■ Task description ■
Return each line of the data below verbatim; pictures are to be left out.
* Start Provided records *
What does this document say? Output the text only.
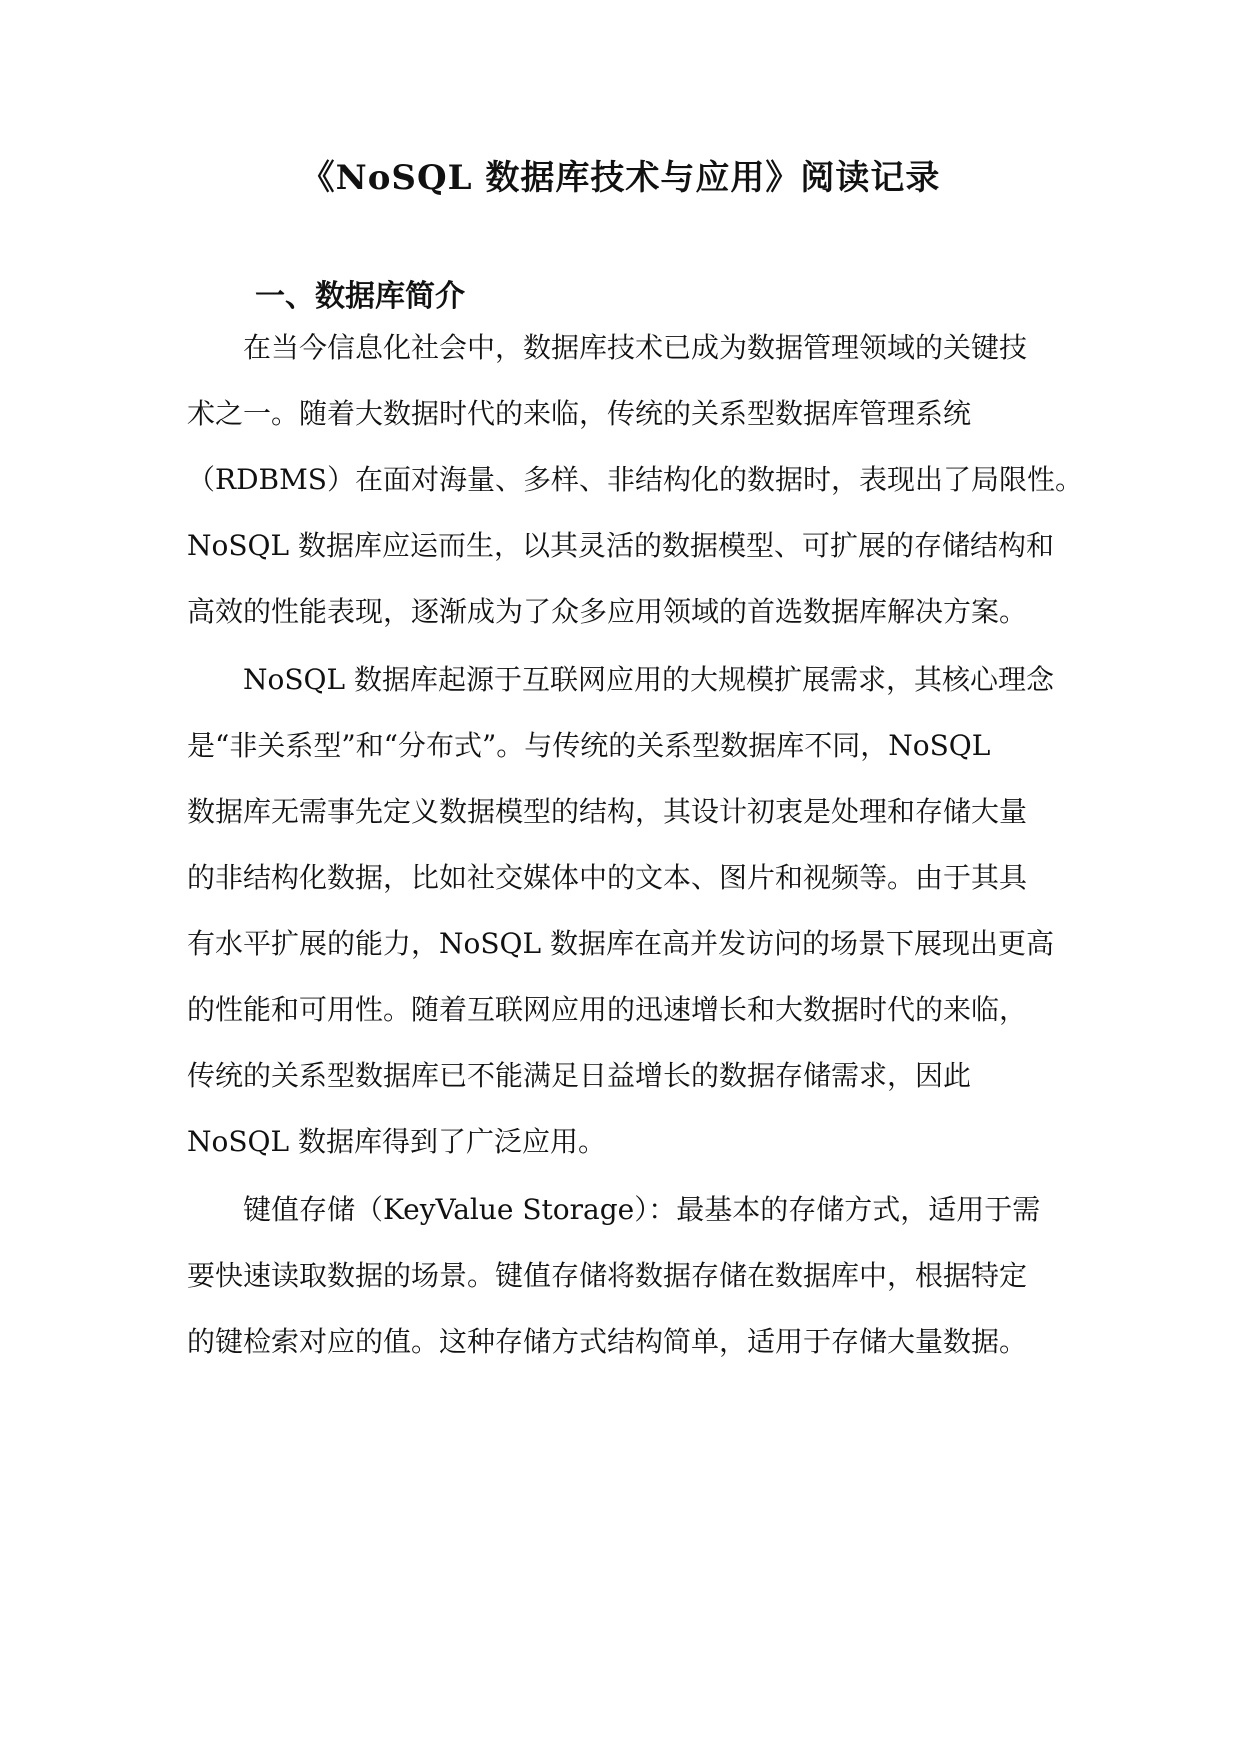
《NoSQL 数据库技术与应用》阅读记录
一、数据库简介

在当今信息化社会中，数据库技术已成为数据管理领域的关键技

术之一。随着大数据时代的来临，传统的关系型数据库管理系统

（RDBMS）在面对海量、多样、非结构化的数据时，表现出了局限性。

NoSQL 数据库应运而生，以其灵活的数据模型、可扩展的存储结构和

高效的性能表现，逐渐成为了众多应用领域的首选数据库解决方案。

NoSQL 数据库起源于互联网应用的大规模扩展需求，其核心理念

是“非关系型”和“分布式”。与传统的关系型数据库不同，NoSQL

数据库无需事先定义数据模型的结构，其设计初衷是处理和存储大量

的非结构化数据，比如社交媒体中的文本、图片和视频等。由于其具

有水平扩展的能力，NoSQL 数据库在高并发访问的场景下展现出更高

的性能和可用性。随着互联网应用的迅速增长和大数据时代的来临，

传统的关系型数据库已不能满足日益增长的数据存储需求，因此

NoSQL 数据库得到了广泛应用。

键值存储（KeyValue Storage）：最基本的存储方式，适用于需

要快速读取数据的场景。键值存储将数据存储在数据库中，根据特定

的键检索对应的值。这种存储方式结构简单，适用于存储大量数据。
* End Provided records *
■ Solution to this exercise ■
What does this document say? Output the text only.
《NoSQL 数据库技术与应用》阅读记录
一、数据库简介

在当今信息化社会中，数据库技术已成为数据管理领域的关键技

术之一。随着大数据时代的来临，传统的关系型数据库管理系统

（RDBMS）在面对海量、多样、非结构化的数据时，表现出了局限性。

NoSQL 数据库应运而生，以其灵活的数据模型、可扩展的存储结构和

高效的性能表现，逐渐成为了众多应用领域的首选数据库解决方案。

NoSQL 数据库起源于互联网应用的大规模扩展需求，其核心理念

是“非关系型”和“分布式”。与传统的关系型数据库不同，NoSQL

数据库无需事先定义数据模型的结构，其设计初衷是处理和存储大量

的非结构化数据，比如社交媒体中的文本、图片和视频等。由于其具

有水平扩展的能力，NoSQL 数据库在高并发访问的场景下展现出更高

的性能和可用性。随着互联网应用的迅速增长和大数据时代的来临，

传统的关系型数据库已不能满足日益增长的数据存储需求，因此

NoSQL 数据库得到了广泛应用。

键值存储（KeyValue Storage）：最基本的存储方式，适用于需

要快速读取数据的场景。键值存储将数据存储在数据库中，根据特定

的键检索对应的值。这种存储方式结构简单，适用于存储大量数据。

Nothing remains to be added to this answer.